* begin AVAILABLE RECORDS *
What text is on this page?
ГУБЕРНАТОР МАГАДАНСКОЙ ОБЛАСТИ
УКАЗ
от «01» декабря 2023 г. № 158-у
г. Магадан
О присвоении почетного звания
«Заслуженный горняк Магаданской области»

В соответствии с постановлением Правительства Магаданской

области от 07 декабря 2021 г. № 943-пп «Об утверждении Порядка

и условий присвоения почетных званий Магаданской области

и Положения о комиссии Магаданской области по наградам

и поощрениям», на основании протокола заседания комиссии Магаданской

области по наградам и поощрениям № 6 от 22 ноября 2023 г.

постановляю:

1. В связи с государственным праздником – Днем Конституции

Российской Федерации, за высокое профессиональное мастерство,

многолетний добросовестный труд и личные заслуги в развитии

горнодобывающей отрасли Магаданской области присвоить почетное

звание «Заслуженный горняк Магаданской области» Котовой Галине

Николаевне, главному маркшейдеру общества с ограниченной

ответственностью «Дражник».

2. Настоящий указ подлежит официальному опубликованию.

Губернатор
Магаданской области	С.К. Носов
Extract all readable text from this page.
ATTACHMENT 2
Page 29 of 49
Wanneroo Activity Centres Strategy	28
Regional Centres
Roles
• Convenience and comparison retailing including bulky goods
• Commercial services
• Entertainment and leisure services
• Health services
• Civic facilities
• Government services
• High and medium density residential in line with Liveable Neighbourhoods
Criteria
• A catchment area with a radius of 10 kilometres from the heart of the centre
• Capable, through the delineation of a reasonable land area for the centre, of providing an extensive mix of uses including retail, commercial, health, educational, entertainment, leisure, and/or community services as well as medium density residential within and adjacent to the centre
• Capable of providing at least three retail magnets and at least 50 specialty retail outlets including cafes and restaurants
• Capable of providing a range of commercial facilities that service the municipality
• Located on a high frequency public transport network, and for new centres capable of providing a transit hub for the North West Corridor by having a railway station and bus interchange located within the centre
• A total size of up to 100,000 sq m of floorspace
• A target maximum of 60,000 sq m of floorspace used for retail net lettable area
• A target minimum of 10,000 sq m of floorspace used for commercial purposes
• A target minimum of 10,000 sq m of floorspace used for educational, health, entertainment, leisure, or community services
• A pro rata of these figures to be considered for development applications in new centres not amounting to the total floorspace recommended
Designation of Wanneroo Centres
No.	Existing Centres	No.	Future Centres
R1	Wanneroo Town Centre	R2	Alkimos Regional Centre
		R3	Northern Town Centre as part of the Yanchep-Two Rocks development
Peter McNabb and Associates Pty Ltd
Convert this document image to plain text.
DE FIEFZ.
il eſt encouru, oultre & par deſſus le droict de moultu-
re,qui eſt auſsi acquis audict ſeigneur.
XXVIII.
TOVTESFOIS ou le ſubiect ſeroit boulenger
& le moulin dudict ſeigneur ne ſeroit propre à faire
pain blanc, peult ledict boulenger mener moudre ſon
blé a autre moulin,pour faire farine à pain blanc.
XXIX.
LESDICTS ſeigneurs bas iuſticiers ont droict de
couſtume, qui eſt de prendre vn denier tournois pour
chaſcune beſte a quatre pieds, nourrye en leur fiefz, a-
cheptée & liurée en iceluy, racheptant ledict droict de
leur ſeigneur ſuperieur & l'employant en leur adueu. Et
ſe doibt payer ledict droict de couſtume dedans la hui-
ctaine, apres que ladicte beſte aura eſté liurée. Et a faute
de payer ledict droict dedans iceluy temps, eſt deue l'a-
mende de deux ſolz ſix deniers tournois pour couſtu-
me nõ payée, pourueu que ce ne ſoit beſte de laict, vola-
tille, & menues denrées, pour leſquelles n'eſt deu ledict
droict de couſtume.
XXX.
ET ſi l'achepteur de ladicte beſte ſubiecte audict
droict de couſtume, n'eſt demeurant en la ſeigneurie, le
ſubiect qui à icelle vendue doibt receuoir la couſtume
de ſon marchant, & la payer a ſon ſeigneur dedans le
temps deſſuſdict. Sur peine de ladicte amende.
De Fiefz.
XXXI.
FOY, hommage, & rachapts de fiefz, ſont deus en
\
* end AVAILABLE RECORDS *
- **SET TASK**:
Copy out all lines above that include the string "target".

- **SOLUTION FOR THIS TASK**:
• A target maximum of 60,000 sq m of floorspace used for retail net lettable area
• A target minimum of 10,000 sq m of floorspace used for commercial purposes
• A target minimum of 10,000 sq m of floorspace used for educational, health, entertainment, leisure, or community services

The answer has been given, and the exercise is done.